PAGE EXTRACT:
This money will be over and above the commitment that the Prime Minister rightly made at the last election to an £8 billion real terms increase.

How can we pay for this additional spending? From the money we save from leaving the EU.

The UK’s gross budget contribution is currently over £19 billion or £350 million per week. According to Treasury estimates, this will increase to nearly £400 million per week by 2020.

We get some cash back through a negotiated rebate and some other money we hand over to the EU is spent here in the UK on areas like farm subsidies.

But the rebate is not a fixed benefit anchored in the treaties. It is there only by the consent of other EU nations, it has to be negotiated, it has already been reduced, and if we vote to stay it can, and will, be whittled away.

If we Vote Leave, we take back control of the whole sum. We will no longer be dependent on other countries to protect the money we get back in our rebate. And we will continue to support farming, science, universities and poorer areas of the UK with the money they currently receive from the EU.

That would mean we would then be able to spend all of our net EU contribution of £10.6 billion on our priorities like the NHS and cutting VAT on fuel.

Other money will also be liberated to spend on public services in the event of a vote to leave.

We have already set out plans to amend the European Communities Act 1972 immediately after the referendum to stop multinationals using EU law to claim tax refunds in the UK. This will save taxpayers between £7 billion and £43 billion by 2021.

It is wrong that big businesses have been using the European Court to starve public services of money they could never have recovered under English law.

If we leave the EU we could also restore our system of taxation of offshore companies which was set aside by the European Court. The European Court’s judgment has cost UK taxpayers an estimated £840 million each year.

Records from a collection:

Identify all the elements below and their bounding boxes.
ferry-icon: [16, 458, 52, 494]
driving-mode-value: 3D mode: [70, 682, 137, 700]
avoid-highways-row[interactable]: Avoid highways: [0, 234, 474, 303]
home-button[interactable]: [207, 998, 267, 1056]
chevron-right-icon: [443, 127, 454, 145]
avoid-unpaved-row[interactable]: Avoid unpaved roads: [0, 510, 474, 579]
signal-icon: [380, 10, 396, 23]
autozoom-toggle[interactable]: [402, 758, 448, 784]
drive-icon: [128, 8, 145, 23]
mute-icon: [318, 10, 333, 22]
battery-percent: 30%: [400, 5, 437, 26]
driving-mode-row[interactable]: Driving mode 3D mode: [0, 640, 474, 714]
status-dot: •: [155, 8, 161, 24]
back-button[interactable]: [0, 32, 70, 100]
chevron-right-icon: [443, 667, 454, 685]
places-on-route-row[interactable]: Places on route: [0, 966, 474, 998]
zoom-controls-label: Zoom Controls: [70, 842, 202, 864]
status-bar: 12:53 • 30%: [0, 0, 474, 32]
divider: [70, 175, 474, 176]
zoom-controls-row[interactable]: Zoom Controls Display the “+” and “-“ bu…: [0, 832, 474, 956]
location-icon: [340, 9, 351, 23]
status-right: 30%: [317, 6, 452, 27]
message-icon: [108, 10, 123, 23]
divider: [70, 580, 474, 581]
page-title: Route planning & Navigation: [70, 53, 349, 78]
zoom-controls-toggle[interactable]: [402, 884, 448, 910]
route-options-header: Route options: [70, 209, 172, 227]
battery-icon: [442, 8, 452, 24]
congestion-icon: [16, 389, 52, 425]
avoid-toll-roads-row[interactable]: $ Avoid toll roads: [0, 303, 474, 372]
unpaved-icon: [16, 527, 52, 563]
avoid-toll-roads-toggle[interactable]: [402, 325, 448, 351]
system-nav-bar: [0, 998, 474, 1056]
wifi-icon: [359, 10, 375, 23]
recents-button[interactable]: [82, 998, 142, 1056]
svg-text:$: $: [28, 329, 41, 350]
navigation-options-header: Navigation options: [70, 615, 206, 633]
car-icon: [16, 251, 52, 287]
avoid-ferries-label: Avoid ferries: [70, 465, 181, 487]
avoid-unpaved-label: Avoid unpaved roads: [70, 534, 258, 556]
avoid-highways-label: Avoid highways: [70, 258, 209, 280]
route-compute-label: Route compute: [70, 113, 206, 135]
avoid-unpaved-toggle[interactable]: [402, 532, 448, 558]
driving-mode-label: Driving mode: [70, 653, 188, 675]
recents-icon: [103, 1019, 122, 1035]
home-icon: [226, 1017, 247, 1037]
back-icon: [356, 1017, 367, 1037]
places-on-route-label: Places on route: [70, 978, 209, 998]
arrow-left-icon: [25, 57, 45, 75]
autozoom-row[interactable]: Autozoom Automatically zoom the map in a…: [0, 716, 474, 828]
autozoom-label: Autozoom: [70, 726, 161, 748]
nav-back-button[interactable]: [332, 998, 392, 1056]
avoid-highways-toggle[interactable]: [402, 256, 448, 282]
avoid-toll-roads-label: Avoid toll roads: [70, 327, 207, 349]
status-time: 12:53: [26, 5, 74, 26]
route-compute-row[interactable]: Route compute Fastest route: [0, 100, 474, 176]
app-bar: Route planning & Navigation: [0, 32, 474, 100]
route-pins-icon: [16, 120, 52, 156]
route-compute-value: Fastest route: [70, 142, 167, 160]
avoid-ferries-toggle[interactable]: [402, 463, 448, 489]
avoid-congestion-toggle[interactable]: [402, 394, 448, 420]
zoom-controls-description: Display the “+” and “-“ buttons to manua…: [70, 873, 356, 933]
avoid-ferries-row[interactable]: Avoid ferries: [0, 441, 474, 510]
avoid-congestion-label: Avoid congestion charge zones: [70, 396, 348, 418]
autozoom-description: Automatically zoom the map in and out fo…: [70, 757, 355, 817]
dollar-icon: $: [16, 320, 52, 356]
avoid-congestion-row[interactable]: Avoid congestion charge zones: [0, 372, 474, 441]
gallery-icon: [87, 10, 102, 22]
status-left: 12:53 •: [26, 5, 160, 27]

WRITTEN PROBLEM: From the passage on EU budget contributions above, write out the text from "We get some" to "VAT on fuel.".

RESULT OF THIS EXERCISE:
We get some cash back through a negotiated rebate and some other money we hand over to the EU is spent here in the UK on areas like farm subsidies.

But the rebate is not a fixed benefit anchored in the treaties. It is there only by the consent of other EU nations, it has to be negotiated, it has already been reduced, and if we vote to stay it can, and will, be whittled away.

If we Vote Leave, we take back control of the whole sum. We will no longer be dependent on other countries to protect the money we get back in our rebate. And we will continue to support farming, science, universities and poorer areas of the UK with the money they currently receive from the EU.

That would mean we would then be able to spend all of our net EU contribution of £10.6 billion on our priorities like the NHS and cutting VAT on fuel.